Extracted material >>
——————

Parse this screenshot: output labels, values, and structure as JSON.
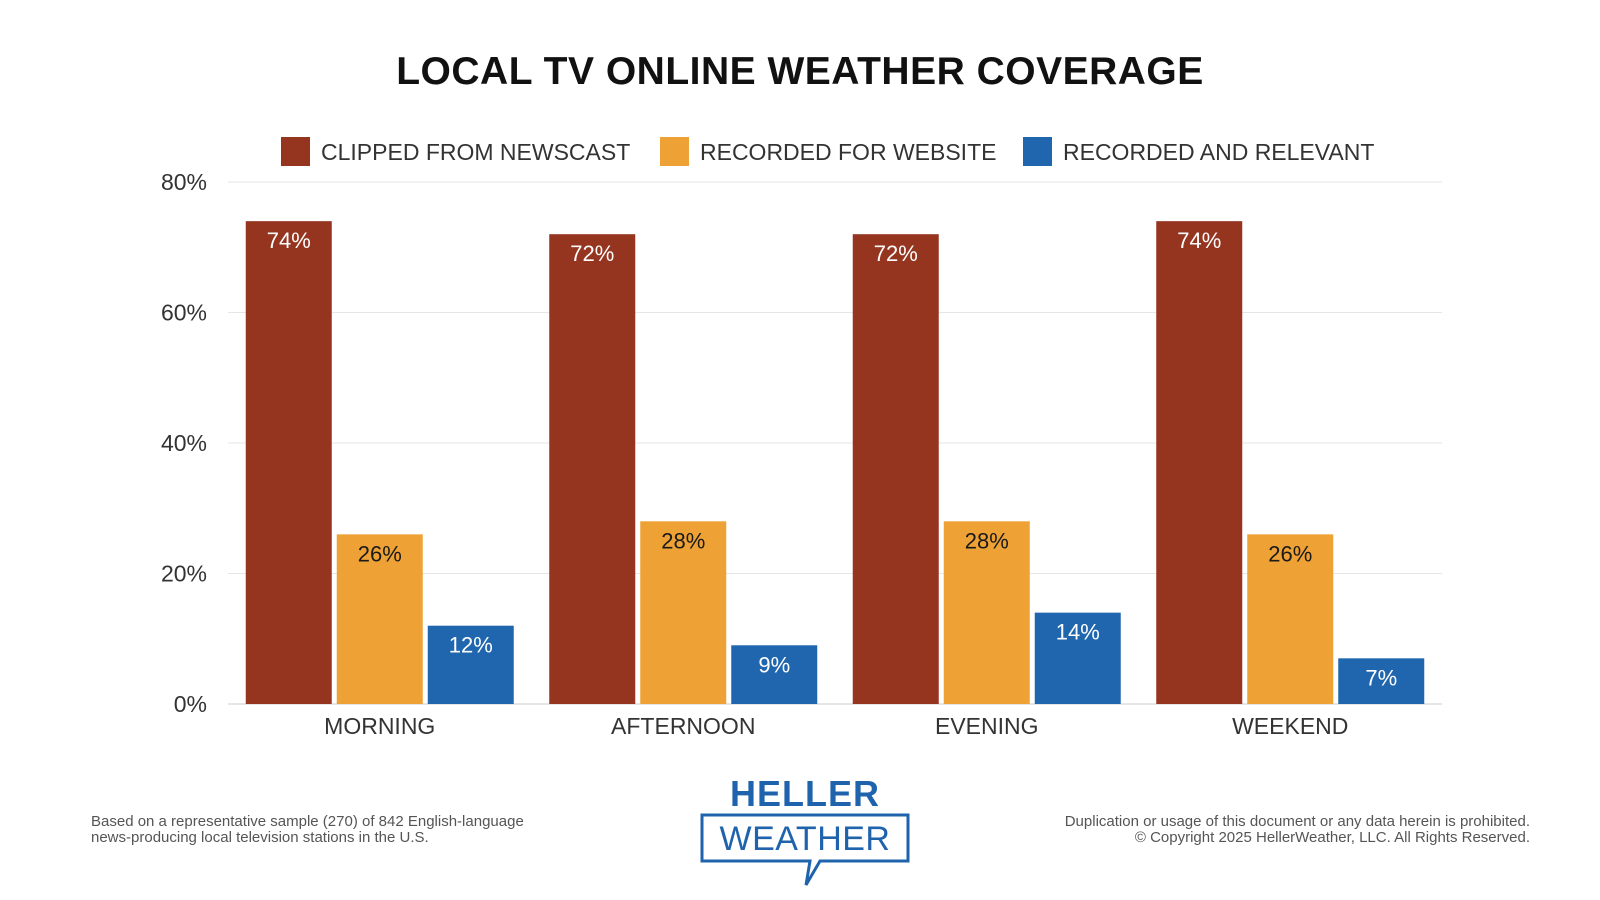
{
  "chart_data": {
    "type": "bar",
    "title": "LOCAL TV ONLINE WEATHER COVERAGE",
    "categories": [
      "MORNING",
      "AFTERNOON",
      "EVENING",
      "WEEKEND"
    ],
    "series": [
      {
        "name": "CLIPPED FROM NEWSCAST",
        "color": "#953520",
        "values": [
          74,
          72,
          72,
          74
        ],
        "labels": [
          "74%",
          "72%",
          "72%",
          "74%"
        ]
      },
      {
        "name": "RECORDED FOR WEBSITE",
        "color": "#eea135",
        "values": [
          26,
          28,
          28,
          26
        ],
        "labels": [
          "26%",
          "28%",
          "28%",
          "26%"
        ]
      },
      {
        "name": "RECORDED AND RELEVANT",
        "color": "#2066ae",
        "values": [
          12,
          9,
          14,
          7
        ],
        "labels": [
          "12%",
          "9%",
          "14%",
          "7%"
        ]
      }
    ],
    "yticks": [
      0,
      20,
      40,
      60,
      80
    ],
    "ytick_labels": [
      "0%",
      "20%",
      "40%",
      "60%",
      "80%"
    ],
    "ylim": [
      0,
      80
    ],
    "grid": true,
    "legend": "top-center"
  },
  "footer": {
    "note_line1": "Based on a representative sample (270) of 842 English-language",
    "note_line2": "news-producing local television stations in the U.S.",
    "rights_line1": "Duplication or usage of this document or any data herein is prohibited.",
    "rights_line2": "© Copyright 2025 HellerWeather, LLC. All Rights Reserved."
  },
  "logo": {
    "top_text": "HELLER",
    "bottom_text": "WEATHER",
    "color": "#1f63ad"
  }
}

——————

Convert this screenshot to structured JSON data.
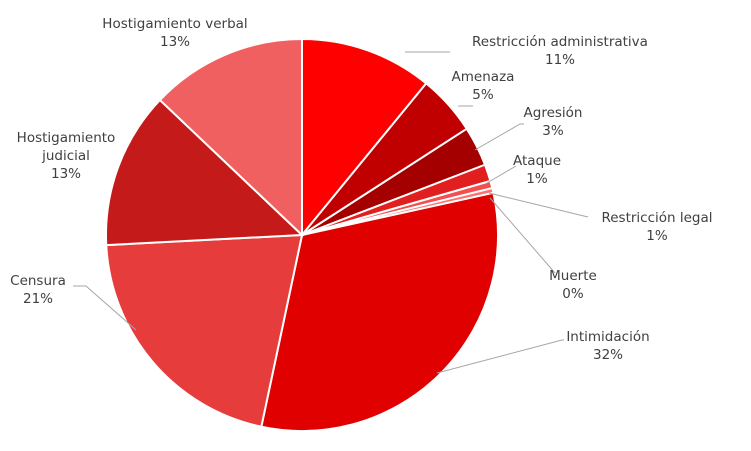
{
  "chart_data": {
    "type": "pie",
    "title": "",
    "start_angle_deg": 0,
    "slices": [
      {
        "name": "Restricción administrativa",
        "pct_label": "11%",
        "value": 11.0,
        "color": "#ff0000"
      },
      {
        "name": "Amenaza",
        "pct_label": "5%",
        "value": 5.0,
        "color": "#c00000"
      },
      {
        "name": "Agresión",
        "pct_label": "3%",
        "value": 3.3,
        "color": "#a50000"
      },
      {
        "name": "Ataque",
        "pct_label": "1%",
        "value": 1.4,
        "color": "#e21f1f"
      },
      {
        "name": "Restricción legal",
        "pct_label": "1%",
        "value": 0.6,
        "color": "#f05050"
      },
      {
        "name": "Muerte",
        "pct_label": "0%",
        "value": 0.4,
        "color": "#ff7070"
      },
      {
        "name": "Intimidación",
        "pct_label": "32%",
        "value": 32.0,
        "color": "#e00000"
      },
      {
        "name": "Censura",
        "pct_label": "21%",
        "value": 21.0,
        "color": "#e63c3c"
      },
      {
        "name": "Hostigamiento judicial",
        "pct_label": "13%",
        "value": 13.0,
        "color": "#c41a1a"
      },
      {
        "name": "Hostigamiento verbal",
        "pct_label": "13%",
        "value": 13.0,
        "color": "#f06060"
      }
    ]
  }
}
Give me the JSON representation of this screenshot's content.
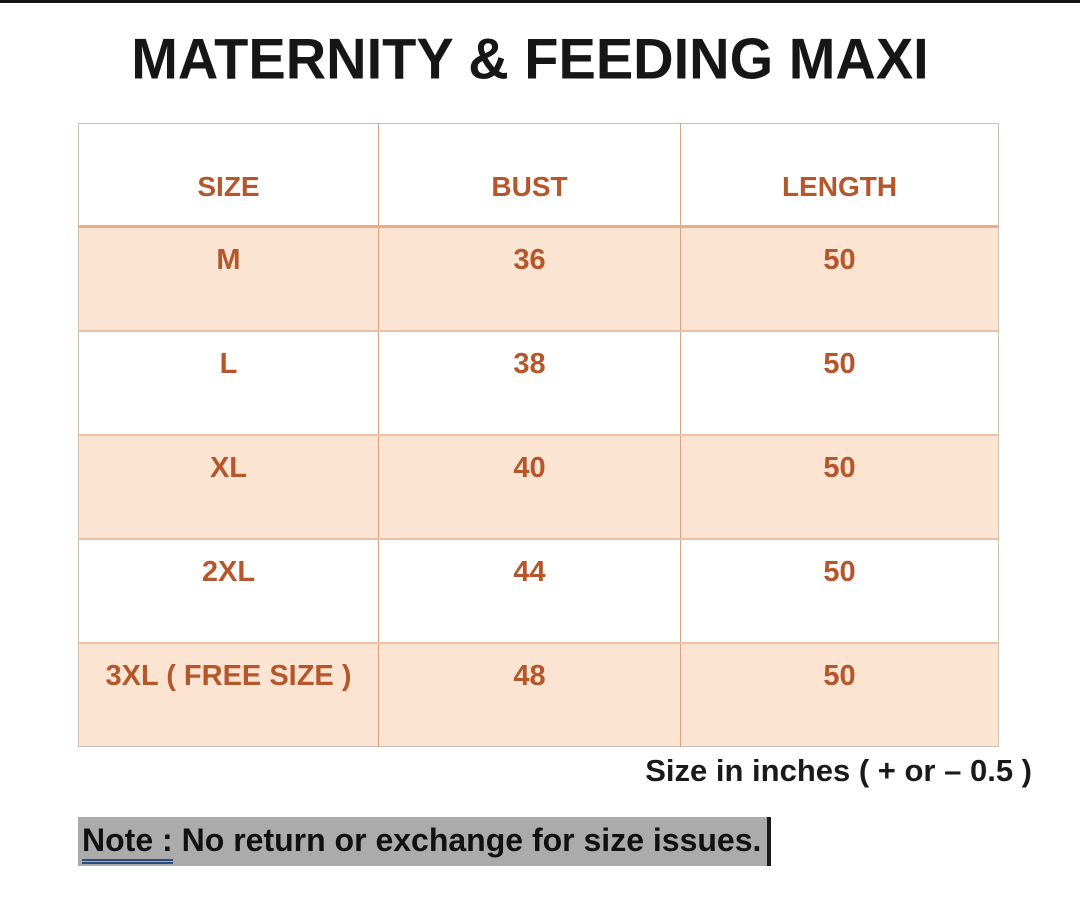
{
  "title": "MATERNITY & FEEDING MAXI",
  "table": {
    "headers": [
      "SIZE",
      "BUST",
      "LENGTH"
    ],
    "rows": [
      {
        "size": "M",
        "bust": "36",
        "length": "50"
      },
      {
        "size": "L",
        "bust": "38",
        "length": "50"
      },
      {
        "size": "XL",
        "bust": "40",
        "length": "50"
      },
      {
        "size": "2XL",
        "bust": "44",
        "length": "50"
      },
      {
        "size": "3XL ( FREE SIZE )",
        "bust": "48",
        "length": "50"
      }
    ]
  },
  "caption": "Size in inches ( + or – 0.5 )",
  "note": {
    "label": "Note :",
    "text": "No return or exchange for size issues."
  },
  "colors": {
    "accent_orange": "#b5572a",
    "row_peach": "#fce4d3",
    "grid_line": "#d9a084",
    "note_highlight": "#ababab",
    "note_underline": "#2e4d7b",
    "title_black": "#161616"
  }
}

——————

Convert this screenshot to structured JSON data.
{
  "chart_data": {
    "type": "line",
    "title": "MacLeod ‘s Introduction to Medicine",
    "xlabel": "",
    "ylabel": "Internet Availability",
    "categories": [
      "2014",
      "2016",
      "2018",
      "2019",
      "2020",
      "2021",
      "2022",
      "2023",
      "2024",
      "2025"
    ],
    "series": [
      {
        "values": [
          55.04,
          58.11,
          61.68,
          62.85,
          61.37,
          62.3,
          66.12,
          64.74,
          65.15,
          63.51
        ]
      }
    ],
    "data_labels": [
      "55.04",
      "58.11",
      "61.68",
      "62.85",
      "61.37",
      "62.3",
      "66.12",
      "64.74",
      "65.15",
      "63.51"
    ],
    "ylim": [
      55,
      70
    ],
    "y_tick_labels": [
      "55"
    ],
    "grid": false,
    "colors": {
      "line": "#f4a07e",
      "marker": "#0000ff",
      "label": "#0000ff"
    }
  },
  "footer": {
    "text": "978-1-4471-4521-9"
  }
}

——————

What to work on >> Show every line from the listing above in which the string "Restricción" appears.

Exercise solution >>
        "name": "Restricción administrativa",
        "name": "Restricción legal",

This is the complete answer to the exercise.